> **Exercise description**: Look for the word "Windows" in the entries and copy every line where it shows up.

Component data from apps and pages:
Content starts

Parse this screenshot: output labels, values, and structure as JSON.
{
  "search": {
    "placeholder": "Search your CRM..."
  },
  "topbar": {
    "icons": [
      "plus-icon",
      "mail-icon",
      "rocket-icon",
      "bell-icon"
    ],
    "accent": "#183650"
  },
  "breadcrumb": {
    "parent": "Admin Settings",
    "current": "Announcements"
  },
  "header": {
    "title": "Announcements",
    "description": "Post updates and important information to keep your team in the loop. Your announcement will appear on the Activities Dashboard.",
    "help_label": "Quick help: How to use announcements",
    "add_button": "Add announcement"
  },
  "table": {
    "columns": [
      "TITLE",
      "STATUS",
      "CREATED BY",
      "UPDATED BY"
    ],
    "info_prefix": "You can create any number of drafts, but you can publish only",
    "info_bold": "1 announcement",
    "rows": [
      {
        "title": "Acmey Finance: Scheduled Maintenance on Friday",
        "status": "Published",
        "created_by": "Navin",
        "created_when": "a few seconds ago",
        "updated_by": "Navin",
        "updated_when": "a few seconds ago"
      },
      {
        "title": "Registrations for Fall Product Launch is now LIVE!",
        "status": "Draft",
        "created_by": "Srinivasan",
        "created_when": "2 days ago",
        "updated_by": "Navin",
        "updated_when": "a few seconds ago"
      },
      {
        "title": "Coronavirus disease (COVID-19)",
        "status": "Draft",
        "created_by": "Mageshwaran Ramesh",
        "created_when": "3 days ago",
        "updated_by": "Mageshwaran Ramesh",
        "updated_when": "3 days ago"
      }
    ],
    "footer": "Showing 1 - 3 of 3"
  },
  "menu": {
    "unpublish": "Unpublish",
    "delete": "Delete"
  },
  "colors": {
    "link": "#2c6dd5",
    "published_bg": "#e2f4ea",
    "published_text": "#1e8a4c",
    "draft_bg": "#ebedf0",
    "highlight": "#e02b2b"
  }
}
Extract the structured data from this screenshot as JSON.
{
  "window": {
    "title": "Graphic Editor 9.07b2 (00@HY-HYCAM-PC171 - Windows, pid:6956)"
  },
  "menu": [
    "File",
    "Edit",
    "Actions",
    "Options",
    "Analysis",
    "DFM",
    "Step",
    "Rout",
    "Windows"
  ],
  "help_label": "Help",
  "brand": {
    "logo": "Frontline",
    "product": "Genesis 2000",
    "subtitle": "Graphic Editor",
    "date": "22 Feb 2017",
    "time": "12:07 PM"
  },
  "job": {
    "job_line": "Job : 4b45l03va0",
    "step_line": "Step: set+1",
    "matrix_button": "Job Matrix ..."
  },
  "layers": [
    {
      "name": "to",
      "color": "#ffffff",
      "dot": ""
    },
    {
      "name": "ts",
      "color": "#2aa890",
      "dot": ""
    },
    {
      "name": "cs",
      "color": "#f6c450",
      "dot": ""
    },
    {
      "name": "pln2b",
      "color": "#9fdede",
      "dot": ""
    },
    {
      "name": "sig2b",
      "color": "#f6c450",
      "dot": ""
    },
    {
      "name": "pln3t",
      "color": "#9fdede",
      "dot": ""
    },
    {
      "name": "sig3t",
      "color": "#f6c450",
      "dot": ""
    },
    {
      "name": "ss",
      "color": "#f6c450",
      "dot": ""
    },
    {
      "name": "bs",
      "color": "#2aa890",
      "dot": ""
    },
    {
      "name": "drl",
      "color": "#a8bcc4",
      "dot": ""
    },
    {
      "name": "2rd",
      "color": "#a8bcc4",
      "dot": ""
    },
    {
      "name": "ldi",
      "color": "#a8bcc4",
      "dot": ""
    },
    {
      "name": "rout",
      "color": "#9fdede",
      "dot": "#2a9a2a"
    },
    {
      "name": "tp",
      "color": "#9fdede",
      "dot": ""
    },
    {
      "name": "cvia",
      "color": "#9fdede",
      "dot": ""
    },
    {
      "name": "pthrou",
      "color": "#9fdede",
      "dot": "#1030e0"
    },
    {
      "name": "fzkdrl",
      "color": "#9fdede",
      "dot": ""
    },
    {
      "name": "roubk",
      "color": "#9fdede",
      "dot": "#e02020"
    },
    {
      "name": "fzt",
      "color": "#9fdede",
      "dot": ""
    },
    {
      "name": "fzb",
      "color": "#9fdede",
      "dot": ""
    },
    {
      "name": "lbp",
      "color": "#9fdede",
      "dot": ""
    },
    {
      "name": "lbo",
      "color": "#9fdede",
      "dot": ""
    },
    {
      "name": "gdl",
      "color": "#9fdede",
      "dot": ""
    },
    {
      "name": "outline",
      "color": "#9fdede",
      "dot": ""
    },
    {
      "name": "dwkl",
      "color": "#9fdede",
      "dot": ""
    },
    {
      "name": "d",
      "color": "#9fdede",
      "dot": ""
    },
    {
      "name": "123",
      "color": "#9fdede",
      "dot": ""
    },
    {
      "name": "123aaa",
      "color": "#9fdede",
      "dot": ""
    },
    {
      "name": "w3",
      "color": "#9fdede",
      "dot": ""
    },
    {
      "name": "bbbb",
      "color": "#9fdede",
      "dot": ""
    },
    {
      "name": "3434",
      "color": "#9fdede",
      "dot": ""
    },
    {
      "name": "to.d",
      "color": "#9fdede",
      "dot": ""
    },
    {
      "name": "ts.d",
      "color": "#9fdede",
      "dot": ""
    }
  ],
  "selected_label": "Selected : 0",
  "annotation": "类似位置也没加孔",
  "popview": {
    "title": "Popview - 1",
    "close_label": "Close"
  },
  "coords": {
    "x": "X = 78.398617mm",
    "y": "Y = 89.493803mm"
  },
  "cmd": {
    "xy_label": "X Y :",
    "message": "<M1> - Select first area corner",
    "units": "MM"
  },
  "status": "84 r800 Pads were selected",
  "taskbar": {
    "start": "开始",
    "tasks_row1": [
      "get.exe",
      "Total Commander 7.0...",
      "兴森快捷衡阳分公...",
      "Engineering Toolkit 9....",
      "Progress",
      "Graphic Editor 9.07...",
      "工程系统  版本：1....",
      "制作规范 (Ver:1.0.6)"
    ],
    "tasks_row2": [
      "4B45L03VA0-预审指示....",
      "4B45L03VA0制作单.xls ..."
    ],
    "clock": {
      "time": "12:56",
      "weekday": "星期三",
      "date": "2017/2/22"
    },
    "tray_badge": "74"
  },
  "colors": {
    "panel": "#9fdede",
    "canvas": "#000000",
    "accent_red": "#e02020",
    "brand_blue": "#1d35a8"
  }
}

Content ends

> **Exercise solution**:
    "title": "Graphic Editor 9.07b2 (00@HY-HYCAM-PC171 - Windows, pid:6956)"
    "Windows"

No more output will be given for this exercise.